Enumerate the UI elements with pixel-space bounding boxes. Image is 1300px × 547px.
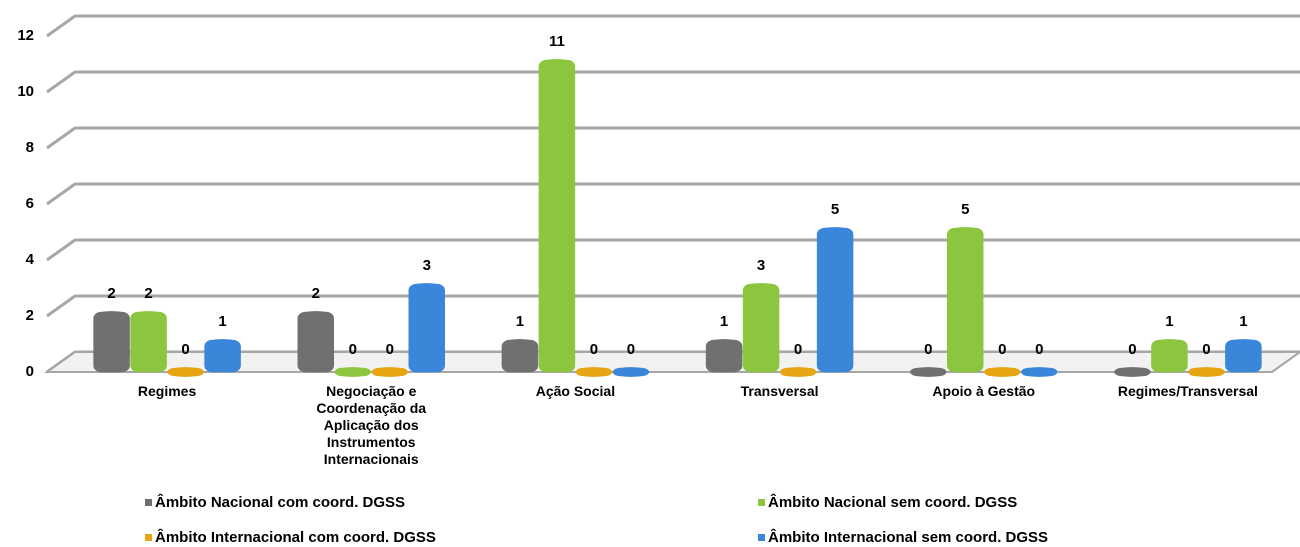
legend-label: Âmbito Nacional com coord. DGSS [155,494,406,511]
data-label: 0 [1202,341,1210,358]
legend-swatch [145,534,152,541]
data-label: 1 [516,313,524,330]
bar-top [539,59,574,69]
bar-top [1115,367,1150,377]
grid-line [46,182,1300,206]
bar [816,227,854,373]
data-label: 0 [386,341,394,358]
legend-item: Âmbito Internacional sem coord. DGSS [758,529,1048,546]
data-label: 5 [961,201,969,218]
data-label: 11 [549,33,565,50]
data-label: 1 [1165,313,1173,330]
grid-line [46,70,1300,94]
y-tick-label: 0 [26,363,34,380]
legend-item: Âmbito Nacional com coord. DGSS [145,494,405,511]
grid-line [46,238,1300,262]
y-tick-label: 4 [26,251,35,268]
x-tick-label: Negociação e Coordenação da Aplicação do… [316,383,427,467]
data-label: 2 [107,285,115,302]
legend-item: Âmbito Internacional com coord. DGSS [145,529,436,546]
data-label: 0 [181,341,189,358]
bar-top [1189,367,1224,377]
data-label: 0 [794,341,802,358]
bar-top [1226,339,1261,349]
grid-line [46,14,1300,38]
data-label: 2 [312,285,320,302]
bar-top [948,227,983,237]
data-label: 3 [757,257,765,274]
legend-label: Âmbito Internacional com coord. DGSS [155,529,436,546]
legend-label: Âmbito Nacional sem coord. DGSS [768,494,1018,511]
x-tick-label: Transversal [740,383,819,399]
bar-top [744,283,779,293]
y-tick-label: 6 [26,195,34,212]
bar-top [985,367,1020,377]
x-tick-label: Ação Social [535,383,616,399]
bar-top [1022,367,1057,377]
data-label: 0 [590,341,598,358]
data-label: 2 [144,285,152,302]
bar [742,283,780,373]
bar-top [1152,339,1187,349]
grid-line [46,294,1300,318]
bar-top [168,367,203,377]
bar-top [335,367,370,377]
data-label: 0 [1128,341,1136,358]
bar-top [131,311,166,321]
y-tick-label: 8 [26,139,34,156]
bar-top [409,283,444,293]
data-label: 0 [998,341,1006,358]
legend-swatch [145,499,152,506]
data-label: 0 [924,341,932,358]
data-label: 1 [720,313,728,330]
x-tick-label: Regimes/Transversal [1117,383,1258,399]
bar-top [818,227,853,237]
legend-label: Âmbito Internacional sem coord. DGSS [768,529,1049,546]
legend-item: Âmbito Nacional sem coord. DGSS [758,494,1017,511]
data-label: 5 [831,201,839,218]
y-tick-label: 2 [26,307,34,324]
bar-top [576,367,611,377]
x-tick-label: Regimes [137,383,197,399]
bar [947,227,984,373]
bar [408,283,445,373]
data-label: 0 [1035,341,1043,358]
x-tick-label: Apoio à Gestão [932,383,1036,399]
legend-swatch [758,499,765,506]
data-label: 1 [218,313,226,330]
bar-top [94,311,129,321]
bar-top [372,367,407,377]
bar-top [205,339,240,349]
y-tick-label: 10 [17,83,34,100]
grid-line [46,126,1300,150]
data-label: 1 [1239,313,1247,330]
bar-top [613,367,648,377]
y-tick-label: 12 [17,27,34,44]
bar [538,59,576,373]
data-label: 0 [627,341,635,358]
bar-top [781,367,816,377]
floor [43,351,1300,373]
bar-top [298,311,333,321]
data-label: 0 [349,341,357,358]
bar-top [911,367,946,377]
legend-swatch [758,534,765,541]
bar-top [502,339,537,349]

☆ ☆ ☆

Give the lines between the one holding "legend-label: Âmbito Nacional com" and the one holding "data-label: 11 [549,33,565,50]", inclusive, substituting "gridline" for "grid-line" and leaving everything else unchanged. Return only those lines.

legend-label: Âmbito Nacional com coord. DGSS [155,494,406,511]
data-label: 0 [1202,341,1210,358]
legend-swatch [145,534,152,541]
data-label: 1 [516,313,524,330]
bar-top [539,59,574,69]
bar-top [1115,367,1150,377]
gridline [46,182,1300,206]
bar [816,227,854,373]
data-label: 0 [386,341,394,358]
legend-item: Âmbito Internacional sem coord. DGSS [758,529,1048,546]
data-label: 5 [961,201,969,218]
data-label: 11 [549,33,565,50]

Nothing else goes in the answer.